> Brief
Write the data below out exactly as it stands. Do not include the pictures.

# Input rows start

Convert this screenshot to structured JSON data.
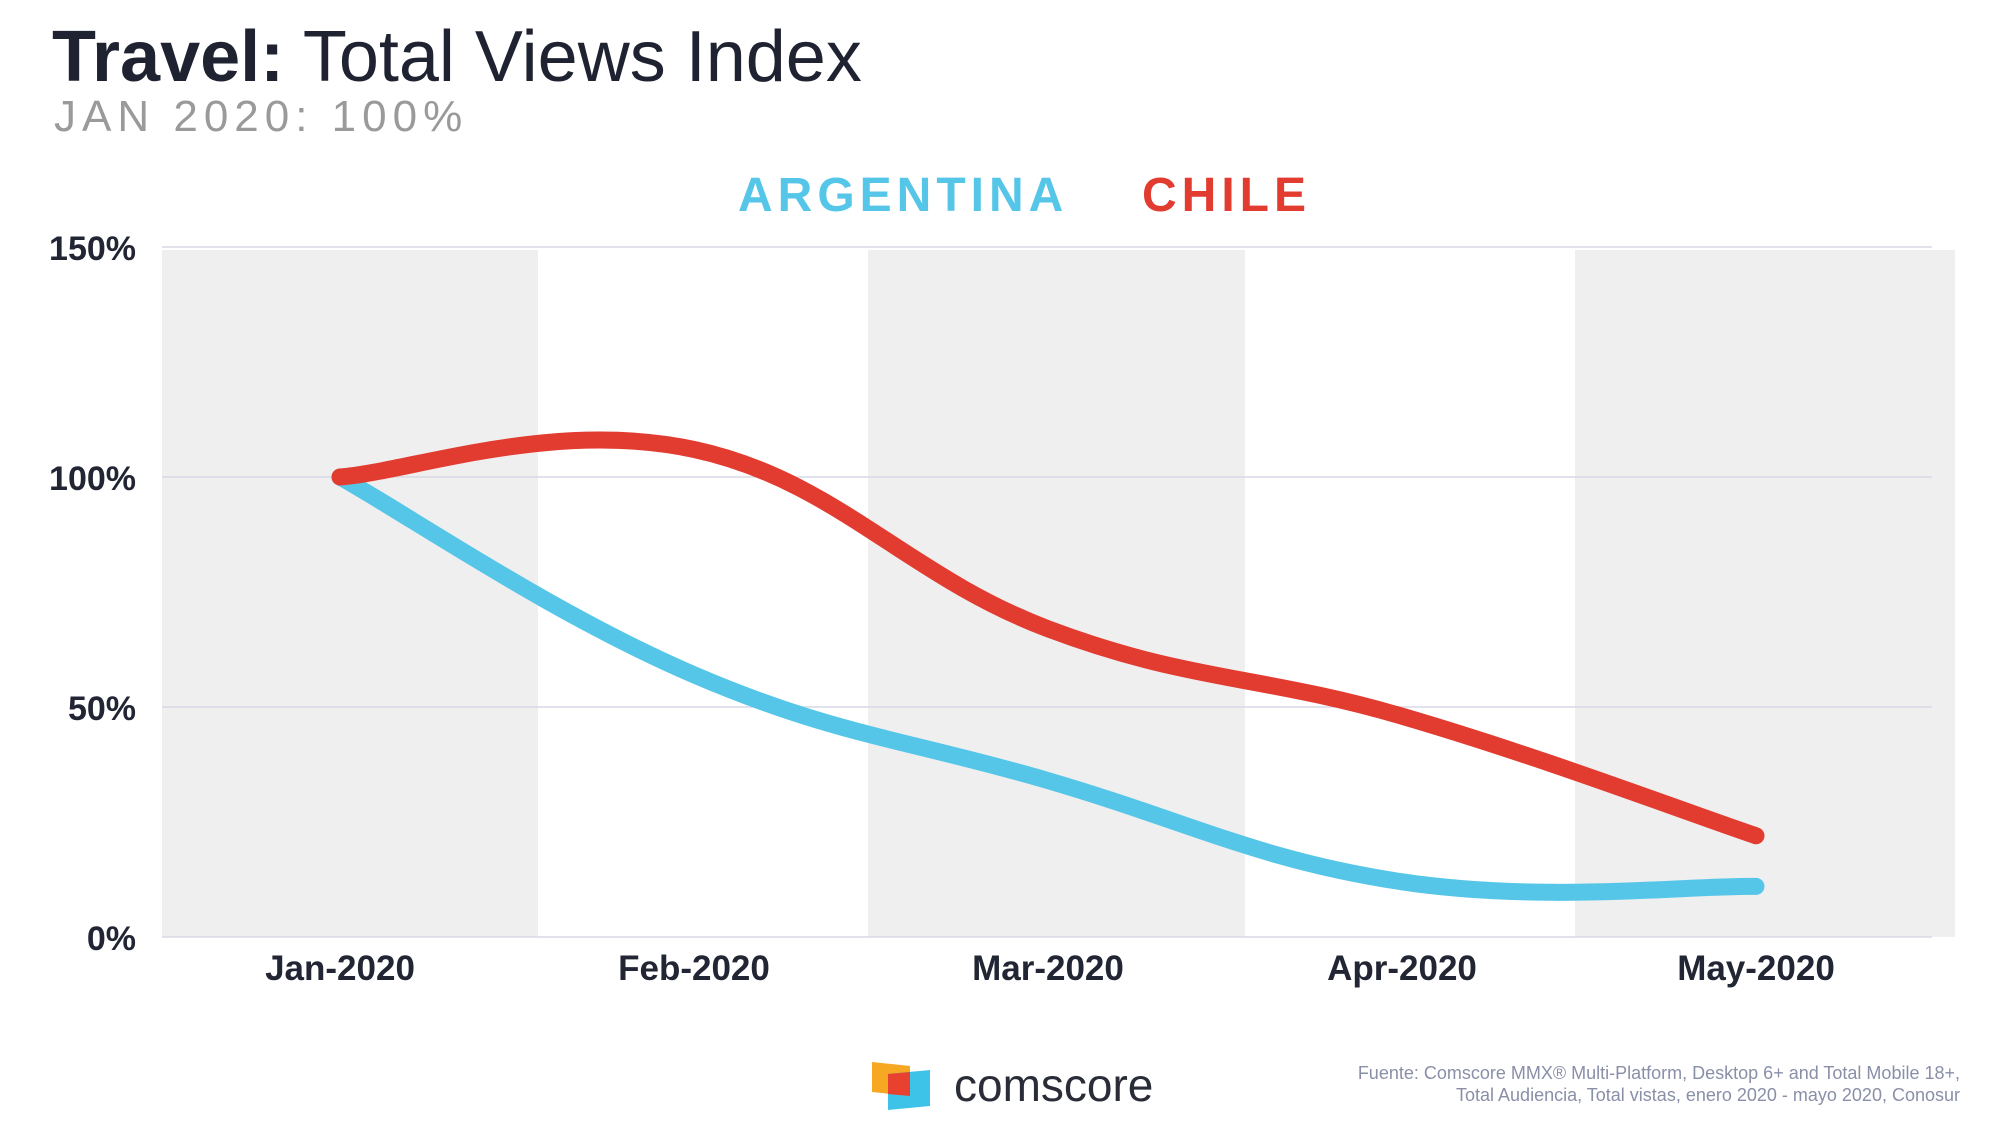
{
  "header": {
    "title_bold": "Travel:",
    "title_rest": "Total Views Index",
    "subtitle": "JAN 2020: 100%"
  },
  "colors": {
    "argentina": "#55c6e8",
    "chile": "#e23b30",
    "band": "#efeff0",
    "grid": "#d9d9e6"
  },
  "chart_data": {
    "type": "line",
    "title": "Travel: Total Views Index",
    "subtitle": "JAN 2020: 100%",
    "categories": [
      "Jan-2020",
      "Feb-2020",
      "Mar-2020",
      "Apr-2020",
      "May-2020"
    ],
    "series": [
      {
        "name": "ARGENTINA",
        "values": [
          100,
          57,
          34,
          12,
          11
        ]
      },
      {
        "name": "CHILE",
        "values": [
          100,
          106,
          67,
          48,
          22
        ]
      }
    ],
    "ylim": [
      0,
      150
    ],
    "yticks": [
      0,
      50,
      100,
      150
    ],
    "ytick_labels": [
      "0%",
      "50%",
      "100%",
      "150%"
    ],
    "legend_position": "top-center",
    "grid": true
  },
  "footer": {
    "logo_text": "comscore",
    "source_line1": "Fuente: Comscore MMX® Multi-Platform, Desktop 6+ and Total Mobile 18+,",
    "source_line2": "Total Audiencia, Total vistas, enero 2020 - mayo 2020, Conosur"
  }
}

# Input rows end

> Complete answer
Convert this screenshot to structured JSON data.
{
  "header": {
    "title_bold": "Travel:",
    "title_rest": "Total Views Index",
    "subtitle": "JAN 2020: 100%"
  },
  "colors": {
    "argentina": "#55c6e8",
    "chile": "#e23b30",
    "band": "#efeff0",
    "grid": "#d9d9e6"
  },
  "chart_data": {
    "type": "line",
    "title": "Travel: Total Views Index",
    "subtitle": "JAN 2020: 100%",
    "categories": [
      "Jan-2020",
      "Feb-2020",
      "Mar-2020",
      "Apr-2020",
      "May-2020"
    ],
    "series": [
      {
        "name": "ARGENTINA",
        "values": [
          100,
          57,
          34,
          12,
          11
        ]
      },
      {
        "name": "CHILE",
        "values": [
          100,
          106,
          67,
          48,
          22
        ]
      }
    ],
    "ylim": [
      0,
      150
    ],
    "yticks": [
      0,
      50,
      100,
      150
    ],
    "ytick_labels": [
      "0%",
      "50%",
      "100%",
      "150%"
    ],
    "legend_position": "top-center",
    "grid": true
  },
  "footer": {
    "logo_text": "comscore",
    "source_line1": "Fuente: Comscore MMX® Multi-Platform, Desktop 6+ and Total Mobile 18+,",
    "source_line2": "Total Audiencia, Total vistas, enero 2020 - mayo 2020, Conosur"
  }
}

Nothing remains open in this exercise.